### PROBLEM REQUIREMENTS
Scan the data below and state the number of lines that include the word "help", adding no comment.

Dataset items:
□ □ □ □ □ □ □
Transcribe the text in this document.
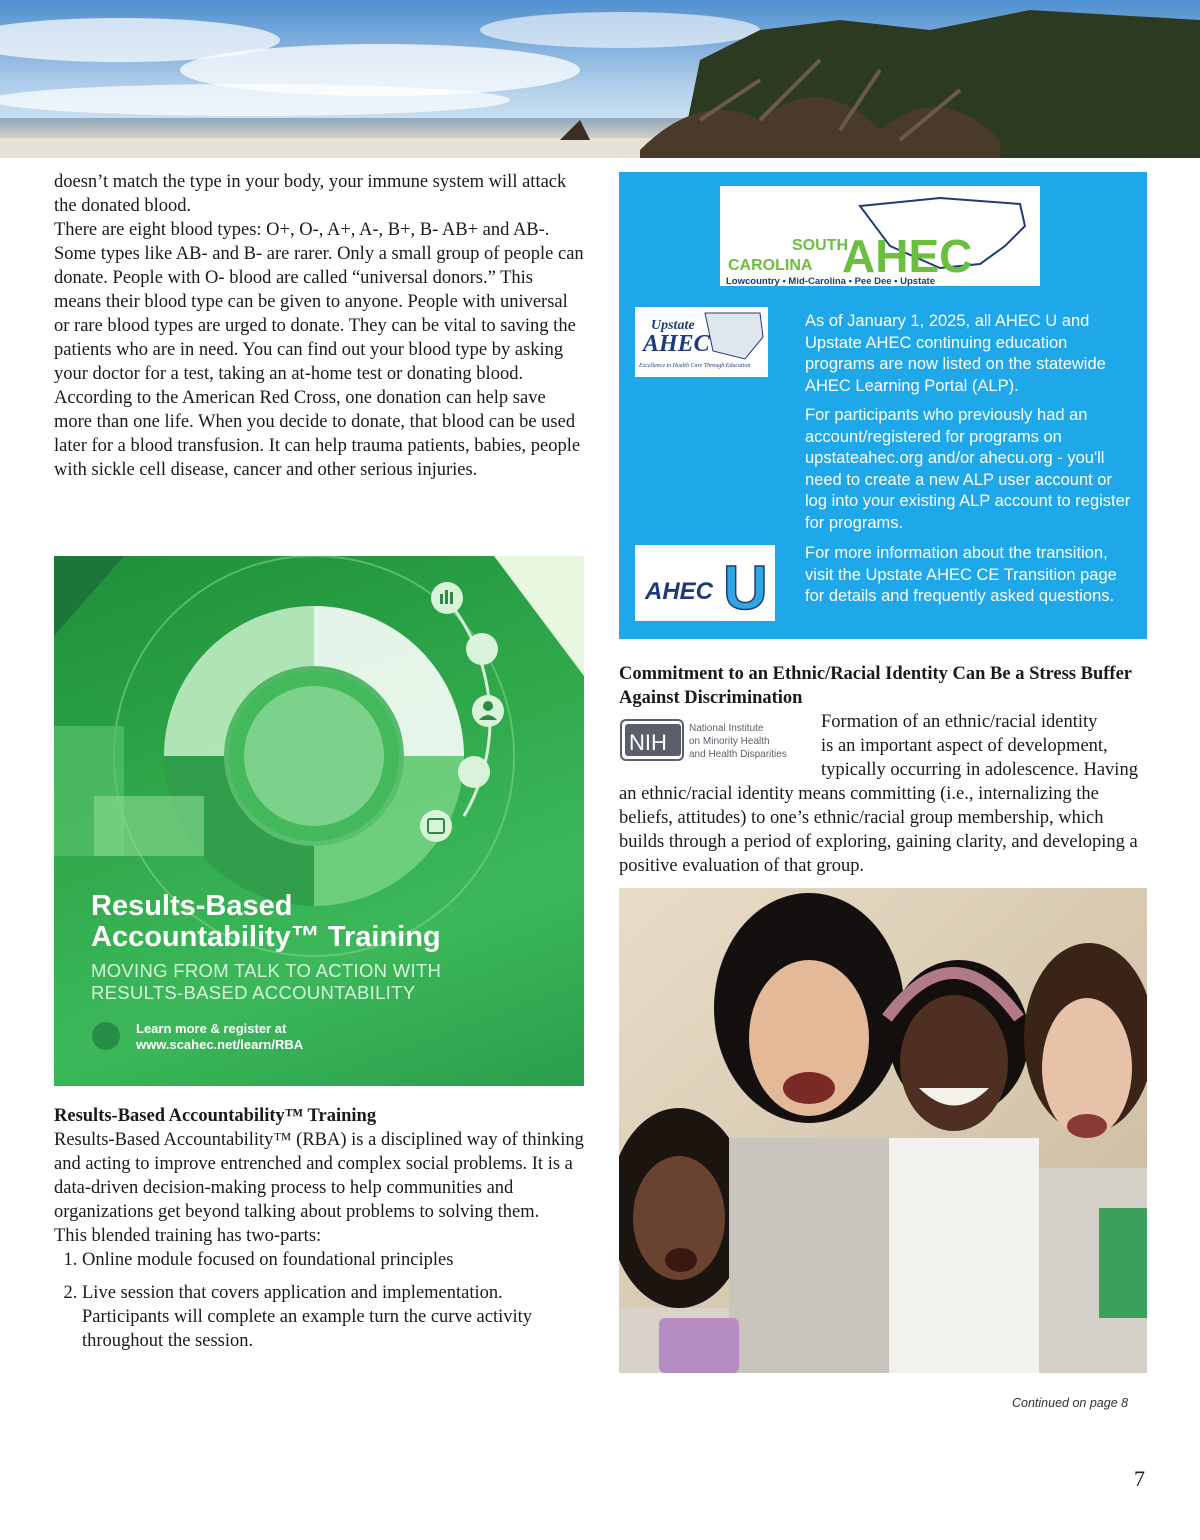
doesn’t match the type in your body, your immune system will attack the donated blood.

There are eight blood types: O+, O-, A+, A-, B+, B- AB+ and AB-. Some types like AB- and B- are rarer. Only a small group of people can donate. People with O- blood are called “universal donors.” This means their blood type can be given to anyone. People with universal or rare blood types are urged to donate. They can be vital to saving the patients who are in need. You can find out your blood type by asking your doctor for a test, taking an at-home test or donating blood.

According to the American Red Cross, one donation can help save more than one life. When you decide to donate, that blood can be used later for a blood transfusion. It can help trauma patients, babies, people with sickle cell disease, cancer and other serious injuries.

Results-Based
Accountability™ Training

MOVING FROM TALK TO ACTION WITH
RESULTS-BASED ACCOUNTABILITY

Learn more & register at
www.scahec.net/learn/RBA

Results-Based Accountability™ Training

Results-Based Accountability™ (RBA) is a disciplined way of thinking and acting to improve entrenched and complex social problems. It is a data-driven decision-making process to help communities and organizations get beyond talking about problems to solving them.

This blended training has two-parts:

1. Online module focused on foundational principles
2. Live session that covers application and implementation. Participants will complete an example turn the curve activity throughout the session.
SOUTH
CAROLINA AHEC
Lowcountry • Mid-Carolina • Pee Dee • Upstate
Upstate
AHEC
Excellence in Health Care Through Education
AHEC U

As of January 1, 2025, all AHEC U and Upstate AHEC continuing education programs are now listed on the statewide AHEC Learning Portal (ALP).

For participants who previously had an account/registered for programs on upstateahec.org and/or ahecu.org - you'll need to create a new ALP user account or log into your existing ALP account to register for programs.

For more information about the transition, visit the Upstate AHEC CE Transition page for details and frequently asked questions.

Commitment to an Ethnic/Racial Identity Can Be a Stress Buffer Against Discrimination

NIH
National Institute
on Minority Health
and Health Disparities

Formation of an ethnic/racial identity

is an important aspect of development,

typically occurring in adolescence. Having

an ethnic/racial identity means committing (i.e., internalizing the beliefs, attitudes) to one’s ethnic/racial group membership, which builds through a period of exploring, gaining clarity, and developing a positive evaluation of that group.

Continued on page 8

7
□ □ □ □ □ □ □
### EXERCISE RESPONSE
2